Reproduce, word for word, the lines of the material below, starting at the line containing "uI element localization: list" and ending at the line containing "value-cell [663,93,732,181]", with both of those lines included.

* start Material for the task *

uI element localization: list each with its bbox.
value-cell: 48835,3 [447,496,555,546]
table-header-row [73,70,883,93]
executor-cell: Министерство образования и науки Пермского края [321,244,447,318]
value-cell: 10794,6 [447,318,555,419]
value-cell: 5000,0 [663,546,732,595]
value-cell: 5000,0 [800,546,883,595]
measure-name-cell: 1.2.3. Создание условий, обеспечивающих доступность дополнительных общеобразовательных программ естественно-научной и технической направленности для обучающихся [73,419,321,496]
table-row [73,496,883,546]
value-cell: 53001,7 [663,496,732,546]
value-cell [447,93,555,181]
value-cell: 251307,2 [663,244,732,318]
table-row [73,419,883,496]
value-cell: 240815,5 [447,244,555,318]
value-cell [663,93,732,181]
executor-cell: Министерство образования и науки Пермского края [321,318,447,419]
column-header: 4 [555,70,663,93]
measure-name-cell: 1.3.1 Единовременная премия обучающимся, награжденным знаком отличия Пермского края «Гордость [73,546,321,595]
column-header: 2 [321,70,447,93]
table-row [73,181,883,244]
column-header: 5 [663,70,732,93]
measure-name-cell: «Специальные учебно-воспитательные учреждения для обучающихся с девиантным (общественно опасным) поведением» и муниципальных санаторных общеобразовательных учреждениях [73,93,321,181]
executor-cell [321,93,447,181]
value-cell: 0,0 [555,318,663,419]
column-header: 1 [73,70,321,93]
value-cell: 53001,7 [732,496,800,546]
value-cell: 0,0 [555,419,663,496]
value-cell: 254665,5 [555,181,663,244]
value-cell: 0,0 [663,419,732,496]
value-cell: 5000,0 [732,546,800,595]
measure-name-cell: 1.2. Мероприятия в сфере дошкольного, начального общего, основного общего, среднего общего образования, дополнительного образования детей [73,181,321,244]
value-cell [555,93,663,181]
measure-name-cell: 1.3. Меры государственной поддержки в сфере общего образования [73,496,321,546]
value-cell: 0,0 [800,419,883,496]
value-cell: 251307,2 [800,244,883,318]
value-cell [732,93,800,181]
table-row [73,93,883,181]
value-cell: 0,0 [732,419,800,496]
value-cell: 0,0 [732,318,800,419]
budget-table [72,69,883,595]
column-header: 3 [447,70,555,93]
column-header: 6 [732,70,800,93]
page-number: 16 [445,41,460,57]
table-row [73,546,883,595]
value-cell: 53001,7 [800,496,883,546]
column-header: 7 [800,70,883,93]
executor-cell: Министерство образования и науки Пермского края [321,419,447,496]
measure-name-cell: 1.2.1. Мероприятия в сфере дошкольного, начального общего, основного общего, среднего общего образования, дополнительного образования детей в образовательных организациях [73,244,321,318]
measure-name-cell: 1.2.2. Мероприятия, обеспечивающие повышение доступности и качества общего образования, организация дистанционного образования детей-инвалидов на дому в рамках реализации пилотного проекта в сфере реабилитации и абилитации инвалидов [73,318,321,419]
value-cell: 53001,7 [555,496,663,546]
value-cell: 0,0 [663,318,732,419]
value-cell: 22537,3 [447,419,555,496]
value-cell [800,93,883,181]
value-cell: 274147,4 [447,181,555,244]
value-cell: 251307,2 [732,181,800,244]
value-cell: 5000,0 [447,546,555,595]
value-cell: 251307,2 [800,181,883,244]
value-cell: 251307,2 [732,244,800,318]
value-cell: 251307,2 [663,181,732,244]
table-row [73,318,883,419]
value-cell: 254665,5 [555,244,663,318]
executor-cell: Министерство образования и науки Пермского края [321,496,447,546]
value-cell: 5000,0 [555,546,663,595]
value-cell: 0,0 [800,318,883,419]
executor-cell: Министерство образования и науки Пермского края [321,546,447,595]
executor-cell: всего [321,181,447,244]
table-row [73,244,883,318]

* end Material for the task *
* start Material for the task *

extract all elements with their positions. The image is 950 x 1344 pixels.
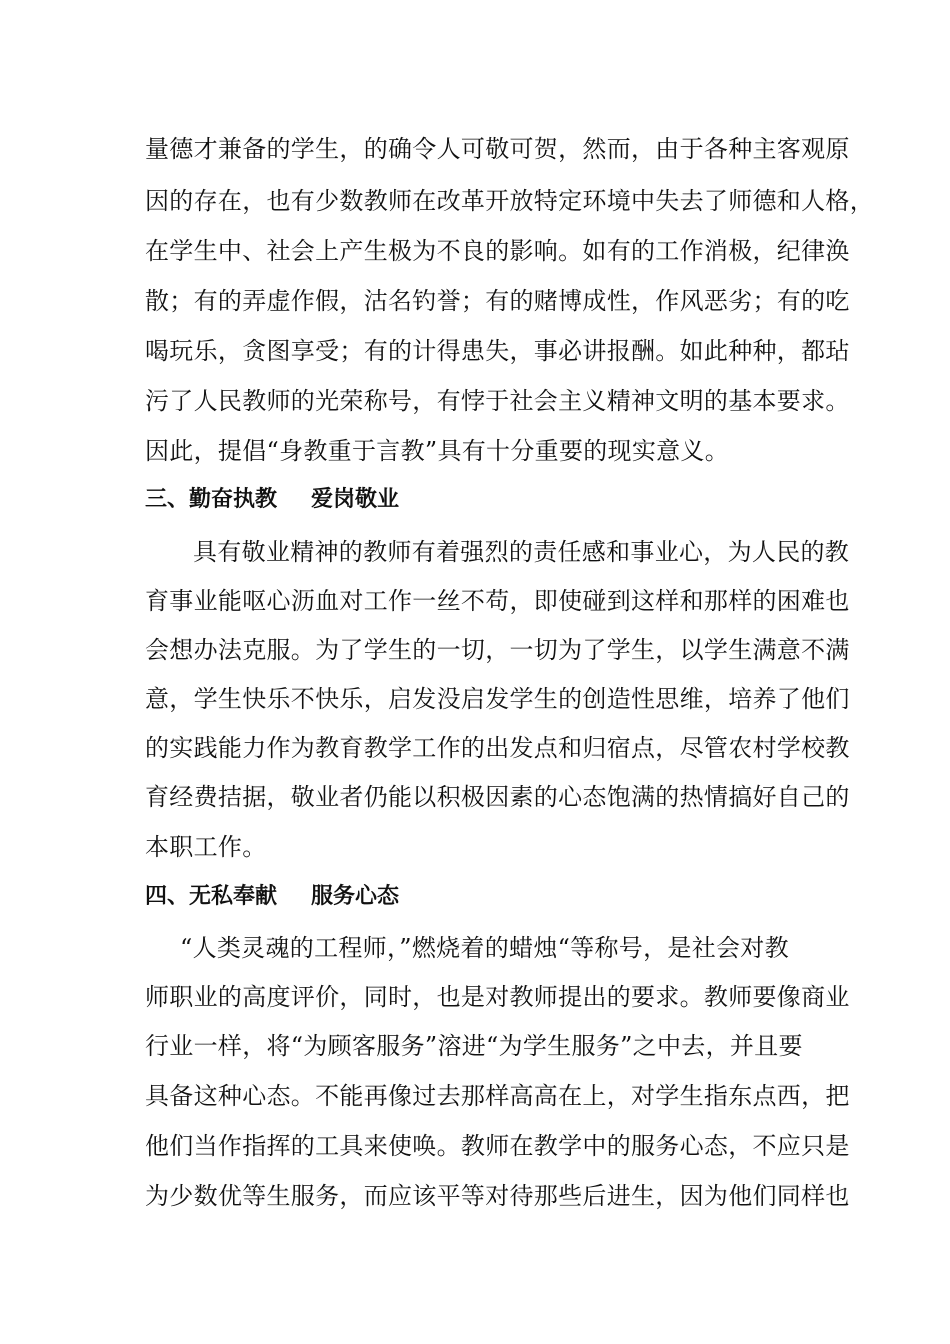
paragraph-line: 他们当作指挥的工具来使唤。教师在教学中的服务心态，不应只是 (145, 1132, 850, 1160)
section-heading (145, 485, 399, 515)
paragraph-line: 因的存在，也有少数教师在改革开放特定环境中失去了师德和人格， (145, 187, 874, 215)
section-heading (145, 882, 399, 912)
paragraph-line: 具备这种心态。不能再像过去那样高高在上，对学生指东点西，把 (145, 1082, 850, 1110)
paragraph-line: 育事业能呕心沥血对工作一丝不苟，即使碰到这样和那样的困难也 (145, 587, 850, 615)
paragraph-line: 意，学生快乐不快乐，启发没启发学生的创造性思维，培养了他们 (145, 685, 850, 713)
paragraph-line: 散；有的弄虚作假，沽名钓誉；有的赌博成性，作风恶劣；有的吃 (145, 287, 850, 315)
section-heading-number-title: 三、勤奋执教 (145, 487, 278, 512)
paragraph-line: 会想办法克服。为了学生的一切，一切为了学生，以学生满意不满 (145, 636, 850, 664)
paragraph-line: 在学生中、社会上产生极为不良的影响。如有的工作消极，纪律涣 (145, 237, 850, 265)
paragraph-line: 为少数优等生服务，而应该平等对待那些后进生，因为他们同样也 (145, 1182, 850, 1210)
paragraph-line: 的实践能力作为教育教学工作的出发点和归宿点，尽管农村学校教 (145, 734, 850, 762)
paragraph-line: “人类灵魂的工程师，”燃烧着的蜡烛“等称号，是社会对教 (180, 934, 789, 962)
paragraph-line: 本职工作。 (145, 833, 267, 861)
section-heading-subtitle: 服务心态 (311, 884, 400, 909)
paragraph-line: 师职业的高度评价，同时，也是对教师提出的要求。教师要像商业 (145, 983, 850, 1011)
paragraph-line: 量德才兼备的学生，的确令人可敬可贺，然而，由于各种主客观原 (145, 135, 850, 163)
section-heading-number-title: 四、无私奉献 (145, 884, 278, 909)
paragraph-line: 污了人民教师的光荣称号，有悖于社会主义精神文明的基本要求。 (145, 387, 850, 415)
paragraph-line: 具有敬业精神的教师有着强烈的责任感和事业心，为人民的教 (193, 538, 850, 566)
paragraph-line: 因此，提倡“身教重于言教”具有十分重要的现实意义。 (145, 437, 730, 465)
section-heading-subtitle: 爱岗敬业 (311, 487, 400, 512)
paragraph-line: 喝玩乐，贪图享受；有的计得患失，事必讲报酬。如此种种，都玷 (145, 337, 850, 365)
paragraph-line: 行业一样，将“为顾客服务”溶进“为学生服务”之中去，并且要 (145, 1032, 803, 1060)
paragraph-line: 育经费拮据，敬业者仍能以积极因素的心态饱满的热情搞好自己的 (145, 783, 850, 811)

* end Material for the task *

• Answer to the task:
uI element localization: list each with its bbox.
value-cell: 48835,3 [447,496,555,546]
table-header-row [73,70,883,93]
executor-cell: Министерство образования и науки Пермского края [321,244,447,318]
value-cell: 10794,6 [447,318,555,419]
value-cell: 5000,0 [663,546,732,595]
value-cell: 5000,0 [800,546,883,595]
measure-name-cell: 1.2.3. Создание условий, обеспечивающих доступность дополнительных общеобразовательных программ естественно-научной и технической направленности для обучающихся [73,419,321,496]
table-row [73,496,883,546]
value-cell: 53001,7 [663,496,732,546]
value-cell [447,93,555,181]
value-cell: 251307,2 [663,244,732,318]
table-row [73,419,883,496]
value-cell: 240815,5 [447,244,555,318]
value-cell [663,93,732,181]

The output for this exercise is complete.